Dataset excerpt
#####

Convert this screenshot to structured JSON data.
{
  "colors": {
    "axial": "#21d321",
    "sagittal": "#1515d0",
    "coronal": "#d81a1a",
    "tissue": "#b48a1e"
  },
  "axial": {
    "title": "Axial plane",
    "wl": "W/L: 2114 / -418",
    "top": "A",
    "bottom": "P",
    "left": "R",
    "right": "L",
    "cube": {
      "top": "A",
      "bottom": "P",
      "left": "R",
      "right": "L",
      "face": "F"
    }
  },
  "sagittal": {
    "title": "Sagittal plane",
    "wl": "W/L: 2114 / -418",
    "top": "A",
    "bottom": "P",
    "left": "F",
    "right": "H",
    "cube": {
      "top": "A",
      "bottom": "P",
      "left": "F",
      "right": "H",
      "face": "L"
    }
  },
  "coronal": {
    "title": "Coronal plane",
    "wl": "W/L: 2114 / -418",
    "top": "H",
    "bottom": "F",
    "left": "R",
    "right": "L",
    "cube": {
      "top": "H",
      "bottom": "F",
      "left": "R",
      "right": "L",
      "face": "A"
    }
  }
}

#####

* **What the task requires**
Give the records above again, word for word.

* **Correct answer**
Convert this screenshot to structured JSON data.
{
  "colors": {
    "axial": "#21d321",
    "sagittal": "#1515d0",
    "coronal": "#d81a1a",
    "tissue": "#b48a1e"
  },
  "axial": {
    "title": "Axial plane",
    "wl": "W/L: 2114 / -418",
    "top": "A",
    "bottom": "P",
    "left": "R",
    "right": "L",
    "cube": {
      "top": "A",
      "bottom": "P",
      "left": "R",
      "right": "L",
      "face": "F"
    }
  },
  "sagittal": {
    "title": "Sagittal plane",
    "wl": "W/L: 2114 / -418",
    "top": "A",
    "bottom": "P",
    "left": "F",
    "right": "H",
    "cube": {
      "top": "A",
      "bottom": "P",
      "left": "F",
      "right": "H",
      "face": "L"
    }
  },
  "coronal": {
    "title": "Coronal plane",
    "wl": "W/L: 2114 / -418",
    "top": "H",
    "bottom": "F",
    "left": "R",
    "right": "L",
    "cube": {
      "top": "H",
      "bottom": "F",
      "left": "R",
      "right": "L",
      "face": "A"
    }
  }
}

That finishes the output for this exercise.